# TASK PROMPT:
Repeat every record below exactly as it appears.

# RECORD LIST:
::::
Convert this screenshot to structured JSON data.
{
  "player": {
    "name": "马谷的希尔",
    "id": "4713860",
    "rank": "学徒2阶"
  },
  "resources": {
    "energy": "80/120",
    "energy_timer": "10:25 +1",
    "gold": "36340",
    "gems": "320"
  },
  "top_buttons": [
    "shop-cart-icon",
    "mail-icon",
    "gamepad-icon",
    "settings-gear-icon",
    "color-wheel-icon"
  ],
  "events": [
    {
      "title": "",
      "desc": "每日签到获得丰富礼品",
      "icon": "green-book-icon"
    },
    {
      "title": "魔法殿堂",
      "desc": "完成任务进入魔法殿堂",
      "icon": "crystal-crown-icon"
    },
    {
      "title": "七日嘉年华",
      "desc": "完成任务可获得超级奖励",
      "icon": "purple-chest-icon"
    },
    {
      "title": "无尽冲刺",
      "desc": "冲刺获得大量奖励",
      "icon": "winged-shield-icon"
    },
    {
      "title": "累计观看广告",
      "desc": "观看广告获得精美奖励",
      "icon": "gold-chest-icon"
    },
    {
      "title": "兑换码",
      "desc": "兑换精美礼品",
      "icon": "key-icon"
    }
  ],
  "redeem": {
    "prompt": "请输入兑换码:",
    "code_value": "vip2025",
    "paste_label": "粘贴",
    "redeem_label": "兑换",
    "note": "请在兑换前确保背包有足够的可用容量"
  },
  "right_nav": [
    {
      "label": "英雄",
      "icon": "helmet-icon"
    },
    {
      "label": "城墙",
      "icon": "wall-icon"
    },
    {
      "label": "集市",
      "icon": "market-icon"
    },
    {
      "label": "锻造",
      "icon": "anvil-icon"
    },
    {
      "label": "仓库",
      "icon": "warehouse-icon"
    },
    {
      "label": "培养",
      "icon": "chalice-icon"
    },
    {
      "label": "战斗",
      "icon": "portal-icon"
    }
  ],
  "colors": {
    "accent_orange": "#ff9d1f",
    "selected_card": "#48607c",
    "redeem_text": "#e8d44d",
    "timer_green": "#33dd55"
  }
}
::::
# EXERCISE ANSWER:
Convert this screenshot to structured JSON data.
{
  "player": {
    "name": "马谷的希尔",
    "id": "4713860",
    "rank": "学徒2阶"
  },
  "resources": {
    "energy": "80/120",
    "energy_timer": "10:25 +1",
    "gold": "36340",
    "gems": "320"
  },
  "top_buttons": [
    "shop-cart-icon",
    "mail-icon",
    "gamepad-icon",
    "settings-gear-icon",
    "color-wheel-icon"
  ],
  "events": [
    {
      "title": "",
      "desc": "每日签到获得丰富礼品",
      "icon": "green-book-icon"
    },
    {
      "title": "魔法殿堂",
      "desc": "完成任务进入魔法殿堂",
      "icon": "crystal-crown-icon"
    },
    {
      "title": "七日嘉年华",
      "desc": "完成任务可获得超级奖励",
      "icon": "purple-chest-icon"
    },
    {
      "title": "无尽冲刺",
      "desc": "冲刺获得大量奖励",
      "icon": "winged-shield-icon"
    },
    {
      "title": "累计观看广告",
      "desc": "观看广告获得精美奖励",
      "icon": "gold-chest-icon"
    },
    {
      "title": "兑换码",
      "desc": "兑换精美礼品",
      "icon": "key-icon"
    }
  ],
  "redeem": {
    "prompt": "请输入兑换码:",
    "code_value": "vip2025",
    "paste_label": "粘贴",
    "redeem_label": "兑换",
    "note": "请在兑换前确保背包有足够的可用容量"
  },
  "right_nav": [
    {
      "label": "英雄",
      "icon": "helmet-icon"
    },
    {
      "label": "城墙",
      "icon": "wall-icon"
    },
    {
      "label": "集市",
      "icon": "market-icon"
    },
    {
      "label": "锻造",
      "icon": "anvil-icon"
    },
    {
      "label": "仓库",
      "icon": "warehouse-icon"
    },
    {
      "label": "培养",
      "icon": "chalice-icon"
    },
    {
      "label": "战斗",
      "icon": "portal-icon"
    }
  ],
  "colors": {
    "accent_orange": "#ff9d1f",
    "selected_card": "#48607c",
    "redeem_text": "#e8d44d",
    "timer_green": "#33dd55"
  }
}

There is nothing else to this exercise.